> **Required work**: In the entries below, find the line containing "Transcribe the text in this document.". Copy it and all lines after it, exactly, through the end.
#### Data for this exercise
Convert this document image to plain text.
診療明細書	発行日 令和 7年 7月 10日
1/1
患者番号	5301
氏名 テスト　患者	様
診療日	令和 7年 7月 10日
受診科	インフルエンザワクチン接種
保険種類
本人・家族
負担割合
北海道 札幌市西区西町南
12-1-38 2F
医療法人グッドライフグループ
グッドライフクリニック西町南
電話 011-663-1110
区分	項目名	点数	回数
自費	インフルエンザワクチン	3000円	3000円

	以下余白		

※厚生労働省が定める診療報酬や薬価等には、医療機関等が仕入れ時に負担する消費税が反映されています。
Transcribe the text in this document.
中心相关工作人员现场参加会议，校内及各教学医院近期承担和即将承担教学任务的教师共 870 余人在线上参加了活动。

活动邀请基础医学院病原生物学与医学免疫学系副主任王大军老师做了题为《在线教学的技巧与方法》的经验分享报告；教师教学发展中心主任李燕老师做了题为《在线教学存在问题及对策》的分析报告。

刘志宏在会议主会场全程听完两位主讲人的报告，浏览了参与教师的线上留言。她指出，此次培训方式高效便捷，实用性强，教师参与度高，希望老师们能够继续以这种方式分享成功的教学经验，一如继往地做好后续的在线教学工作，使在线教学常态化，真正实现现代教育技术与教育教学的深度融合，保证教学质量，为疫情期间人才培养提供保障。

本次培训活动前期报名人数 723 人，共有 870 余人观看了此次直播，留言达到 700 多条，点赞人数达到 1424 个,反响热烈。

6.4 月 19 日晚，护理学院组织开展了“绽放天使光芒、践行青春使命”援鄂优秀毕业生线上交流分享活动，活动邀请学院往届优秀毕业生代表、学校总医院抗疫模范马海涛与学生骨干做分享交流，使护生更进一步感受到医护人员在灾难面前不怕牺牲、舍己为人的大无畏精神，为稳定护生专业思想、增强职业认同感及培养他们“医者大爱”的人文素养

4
########
> **Written reply**:
Transcribe the text in this document.
中心相关工作人员现场参加会议，校内及各教学医院近期承担和即将承担教学任务的教师共 870 余人在线上参加了活动。

活动邀请基础医学院病原生物学与医学免疫学系副主任王大军老师做了题为《在线教学的技巧与方法》的经验分享报告；教师教学发展中心主任李燕老师做了题为《在线教学存在问题及对策》的分析报告。

刘志宏在会议主会场全程听完两位主讲人的报告，浏览了参与教师的线上留言。她指出，此次培训方式高效便捷，实用性强，教师参与度高，希望老师们能够继续以这种方式分享成功的教学经验，一如继往地做好后续的在线教学工作，使在线教学常态化，真正实现现代教育技术与教育教学的深度融合，保证教学质量，为疫情期间人才培养提供保障。

本次培训活动前期报名人数 723 人，共有 870 余人观看了此次直播，留言达到 700 多条，点赞人数达到 1424 个,反响热烈。

6.4 月 19 日晚，护理学院组织开展了“绽放天使光芒、践行青春使命”援鄂优秀毕业生线上交流分享活动，活动邀请学院往届优秀毕业生代表、学校总医院抗疫模范马海涛与学生骨干做分享交流，使护生更进一步感受到医护人员在灾难面前不怕牺牲、舍己为人的大无畏精神，为稳定护生专业思想、增强职业认同感及培养他们“医者大爱”的人文素养

4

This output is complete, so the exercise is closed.